* _YOUR INSTRUCTIONS_:
Each line of the material below should be reproduced exactly.

* _EXERCISE INPUTS_:
##############################

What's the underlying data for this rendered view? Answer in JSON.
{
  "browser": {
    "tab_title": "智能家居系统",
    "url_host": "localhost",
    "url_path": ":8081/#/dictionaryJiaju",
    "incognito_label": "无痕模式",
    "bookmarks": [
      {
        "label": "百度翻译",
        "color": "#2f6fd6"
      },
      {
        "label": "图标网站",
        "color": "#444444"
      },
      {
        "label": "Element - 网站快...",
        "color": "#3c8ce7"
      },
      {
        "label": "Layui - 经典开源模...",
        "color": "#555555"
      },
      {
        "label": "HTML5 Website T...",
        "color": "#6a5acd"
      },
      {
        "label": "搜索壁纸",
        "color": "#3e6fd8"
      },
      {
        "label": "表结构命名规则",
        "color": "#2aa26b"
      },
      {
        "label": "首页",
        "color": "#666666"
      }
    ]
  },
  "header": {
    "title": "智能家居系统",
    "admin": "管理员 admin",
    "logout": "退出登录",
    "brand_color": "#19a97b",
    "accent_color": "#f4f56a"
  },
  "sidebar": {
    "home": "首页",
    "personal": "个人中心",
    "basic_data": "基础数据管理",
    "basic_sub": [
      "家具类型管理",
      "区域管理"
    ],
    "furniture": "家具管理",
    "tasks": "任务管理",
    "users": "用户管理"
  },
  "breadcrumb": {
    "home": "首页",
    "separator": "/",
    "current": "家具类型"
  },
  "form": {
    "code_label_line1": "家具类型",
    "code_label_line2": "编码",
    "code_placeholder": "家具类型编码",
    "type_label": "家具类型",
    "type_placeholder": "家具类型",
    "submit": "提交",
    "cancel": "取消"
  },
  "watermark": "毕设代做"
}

##############################

* _COMPLETED TASK_:
What's the underlying data for this rendered view? Answer in JSON.
{
  "browser": {
    "tab_title": "智能家居系统",
    "url_host": "localhost",
    "url_path": ":8081/#/dictionaryJiaju",
    "incognito_label": "无痕模式",
    "bookmarks": [
      {
        "label": "百度翻译",
        "color": "#2f6fd6"
      },
      {
        "label": "图标网站",
        "color": "#444444"
      },
      {
        "label": "Element - 网站快...",
        "color": "#3c8ce7"
      },
      {
        "label": "Layui - 经典开源模...",
        "color": "#555555"
      },
      {
        "label": "HTML5 Website T...",
        "color": "#6a5acd"
      },
      {
        "label": "搜索壁纸",
        "color": "#3e6fd8"
      },
      {
        "label": "表结构命名规则",
        "color": "#2aa26b"
      },
      {
        "label": "首页",
        "color": "#666666"
      }
    ]
  },
  "header": {
    "title": "智能家居系统",
    "admin": "管理员 admin",
    "logout": "退出登录",
    "brand_color": "#19a97b",
    "accent_color": "#f4f56a"
  },
  "sidebar": {
    "home": "首页",
    "personal": "个人中心",
    "basic_data": "基础数据管理",
    "basic_sub": [
      "家具类型管理",
      "区域管理"
    ],
    "furniture": "家具管理",
    "tasks": "任务管理",
    "users": "用户管理"
  },
  "breadcrumb": {
    "home": "首页",
    "separator": "/",
    "current": "家具类型"
  },
  "form": {
    "code_label_line1": "家具类型",
    "code_label_line2": "编码",
    "code_placeholder": "家具类型编码",
    "type_label": "家具类型",
    "type_placeholder": "家具类型",
    "submit": "提交",
    "cancel": "取消"
  },
  "watermark": "毕设代做"
}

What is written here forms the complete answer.